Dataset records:
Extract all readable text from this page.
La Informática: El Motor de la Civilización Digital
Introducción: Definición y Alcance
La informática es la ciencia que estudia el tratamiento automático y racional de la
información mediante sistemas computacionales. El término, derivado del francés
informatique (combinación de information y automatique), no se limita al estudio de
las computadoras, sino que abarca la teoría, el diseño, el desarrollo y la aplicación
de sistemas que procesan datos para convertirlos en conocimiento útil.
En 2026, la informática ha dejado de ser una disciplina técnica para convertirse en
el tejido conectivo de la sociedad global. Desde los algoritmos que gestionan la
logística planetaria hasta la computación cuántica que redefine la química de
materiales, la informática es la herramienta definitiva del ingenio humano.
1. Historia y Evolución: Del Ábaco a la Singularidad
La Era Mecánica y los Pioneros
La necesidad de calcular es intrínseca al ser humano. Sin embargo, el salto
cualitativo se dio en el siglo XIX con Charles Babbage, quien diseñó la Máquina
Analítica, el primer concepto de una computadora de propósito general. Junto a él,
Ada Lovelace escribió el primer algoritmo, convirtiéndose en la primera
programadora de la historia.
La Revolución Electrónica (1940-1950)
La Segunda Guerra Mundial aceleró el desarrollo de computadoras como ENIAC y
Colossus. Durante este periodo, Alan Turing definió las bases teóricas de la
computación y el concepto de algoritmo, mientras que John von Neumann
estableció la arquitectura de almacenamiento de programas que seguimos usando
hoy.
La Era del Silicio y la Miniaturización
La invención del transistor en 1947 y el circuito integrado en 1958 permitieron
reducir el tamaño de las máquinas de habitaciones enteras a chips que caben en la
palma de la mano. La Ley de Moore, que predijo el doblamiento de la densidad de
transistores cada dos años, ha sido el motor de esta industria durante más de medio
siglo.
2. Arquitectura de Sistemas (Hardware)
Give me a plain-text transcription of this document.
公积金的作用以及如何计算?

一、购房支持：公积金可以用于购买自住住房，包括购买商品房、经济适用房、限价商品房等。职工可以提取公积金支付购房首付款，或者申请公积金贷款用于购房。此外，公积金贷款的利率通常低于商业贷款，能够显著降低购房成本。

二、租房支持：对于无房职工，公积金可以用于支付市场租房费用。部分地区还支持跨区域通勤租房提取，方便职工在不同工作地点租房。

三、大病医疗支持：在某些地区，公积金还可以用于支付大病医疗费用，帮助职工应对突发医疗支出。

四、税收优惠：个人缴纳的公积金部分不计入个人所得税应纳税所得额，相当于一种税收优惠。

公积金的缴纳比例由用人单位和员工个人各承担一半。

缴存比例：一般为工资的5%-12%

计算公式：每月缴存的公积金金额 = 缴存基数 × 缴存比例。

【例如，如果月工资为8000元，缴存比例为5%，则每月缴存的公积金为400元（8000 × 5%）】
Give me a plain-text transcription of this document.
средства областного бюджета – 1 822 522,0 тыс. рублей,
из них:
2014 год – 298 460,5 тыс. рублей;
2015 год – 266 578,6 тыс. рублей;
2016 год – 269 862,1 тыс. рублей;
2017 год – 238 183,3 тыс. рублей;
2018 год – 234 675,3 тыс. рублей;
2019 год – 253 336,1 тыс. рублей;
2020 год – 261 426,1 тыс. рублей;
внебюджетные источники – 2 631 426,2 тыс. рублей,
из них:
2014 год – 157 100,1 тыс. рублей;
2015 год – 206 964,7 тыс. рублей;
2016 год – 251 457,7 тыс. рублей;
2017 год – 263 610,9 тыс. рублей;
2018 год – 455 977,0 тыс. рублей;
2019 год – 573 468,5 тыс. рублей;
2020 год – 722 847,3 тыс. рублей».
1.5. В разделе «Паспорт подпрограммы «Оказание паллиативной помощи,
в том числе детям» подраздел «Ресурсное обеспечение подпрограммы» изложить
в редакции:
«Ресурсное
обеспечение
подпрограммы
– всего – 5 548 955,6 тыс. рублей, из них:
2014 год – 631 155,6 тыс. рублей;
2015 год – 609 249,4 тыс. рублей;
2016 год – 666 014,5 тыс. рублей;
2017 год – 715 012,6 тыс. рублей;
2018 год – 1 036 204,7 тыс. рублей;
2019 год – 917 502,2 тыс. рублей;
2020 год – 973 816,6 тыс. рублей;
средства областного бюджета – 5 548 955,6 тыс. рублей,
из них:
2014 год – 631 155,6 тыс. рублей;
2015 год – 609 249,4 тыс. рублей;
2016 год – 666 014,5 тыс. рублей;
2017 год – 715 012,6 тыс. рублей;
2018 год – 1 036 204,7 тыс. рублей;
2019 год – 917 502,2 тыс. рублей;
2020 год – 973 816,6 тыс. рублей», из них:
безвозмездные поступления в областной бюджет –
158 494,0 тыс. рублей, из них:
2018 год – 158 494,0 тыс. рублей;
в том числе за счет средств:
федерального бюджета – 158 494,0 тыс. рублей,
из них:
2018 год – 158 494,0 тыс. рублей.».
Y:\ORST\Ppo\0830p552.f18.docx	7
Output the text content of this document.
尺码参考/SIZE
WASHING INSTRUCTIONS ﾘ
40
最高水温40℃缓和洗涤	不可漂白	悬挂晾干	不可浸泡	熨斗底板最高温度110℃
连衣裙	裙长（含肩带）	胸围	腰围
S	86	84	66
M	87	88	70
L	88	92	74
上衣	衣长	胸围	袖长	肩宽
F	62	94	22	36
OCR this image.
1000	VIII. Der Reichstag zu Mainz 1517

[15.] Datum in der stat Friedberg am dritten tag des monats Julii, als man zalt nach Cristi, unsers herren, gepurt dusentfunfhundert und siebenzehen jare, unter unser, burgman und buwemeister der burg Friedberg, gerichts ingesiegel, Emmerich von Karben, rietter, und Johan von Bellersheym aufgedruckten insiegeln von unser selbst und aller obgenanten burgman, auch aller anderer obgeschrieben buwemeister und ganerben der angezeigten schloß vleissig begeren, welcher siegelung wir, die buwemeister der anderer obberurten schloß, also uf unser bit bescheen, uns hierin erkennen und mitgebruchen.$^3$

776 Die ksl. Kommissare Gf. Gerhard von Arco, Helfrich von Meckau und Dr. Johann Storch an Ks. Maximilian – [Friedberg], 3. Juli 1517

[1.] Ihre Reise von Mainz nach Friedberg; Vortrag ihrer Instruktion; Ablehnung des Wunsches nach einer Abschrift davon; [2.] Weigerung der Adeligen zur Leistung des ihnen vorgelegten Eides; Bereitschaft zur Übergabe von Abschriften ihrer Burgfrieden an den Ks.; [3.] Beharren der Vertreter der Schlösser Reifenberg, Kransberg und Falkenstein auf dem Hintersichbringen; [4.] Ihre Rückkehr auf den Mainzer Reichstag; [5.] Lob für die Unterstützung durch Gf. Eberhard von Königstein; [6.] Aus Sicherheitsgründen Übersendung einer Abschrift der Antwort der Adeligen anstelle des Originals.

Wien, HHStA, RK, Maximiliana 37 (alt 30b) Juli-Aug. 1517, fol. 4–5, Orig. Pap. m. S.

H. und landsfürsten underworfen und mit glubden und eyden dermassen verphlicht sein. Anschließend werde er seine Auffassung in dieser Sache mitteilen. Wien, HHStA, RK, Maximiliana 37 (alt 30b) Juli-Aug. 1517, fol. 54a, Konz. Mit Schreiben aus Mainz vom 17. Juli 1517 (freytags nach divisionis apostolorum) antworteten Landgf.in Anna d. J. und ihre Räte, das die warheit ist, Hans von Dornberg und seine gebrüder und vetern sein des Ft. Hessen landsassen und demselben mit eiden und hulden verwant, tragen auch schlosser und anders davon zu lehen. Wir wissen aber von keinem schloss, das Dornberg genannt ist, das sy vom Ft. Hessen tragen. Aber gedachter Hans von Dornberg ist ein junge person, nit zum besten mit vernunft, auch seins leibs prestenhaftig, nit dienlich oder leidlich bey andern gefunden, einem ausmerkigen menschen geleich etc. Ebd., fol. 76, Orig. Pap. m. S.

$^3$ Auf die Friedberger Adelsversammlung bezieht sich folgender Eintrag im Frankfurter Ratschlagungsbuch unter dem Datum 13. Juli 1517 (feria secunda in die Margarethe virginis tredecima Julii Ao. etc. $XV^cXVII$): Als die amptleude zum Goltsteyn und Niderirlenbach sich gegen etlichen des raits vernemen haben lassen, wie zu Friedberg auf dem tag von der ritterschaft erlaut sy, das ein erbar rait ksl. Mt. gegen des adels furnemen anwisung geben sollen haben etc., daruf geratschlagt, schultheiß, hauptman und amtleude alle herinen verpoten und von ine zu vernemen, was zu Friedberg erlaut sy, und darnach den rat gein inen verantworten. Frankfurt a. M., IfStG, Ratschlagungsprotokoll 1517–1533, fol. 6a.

* **Aim**: Each line in the listing above that contains "text" should be copied.

* **Result for this task**:
Extract all readable text from this page.
Give me a plain-text transcription of this document.
Give me a plain-text transcription of this document.
Output the text content of this document.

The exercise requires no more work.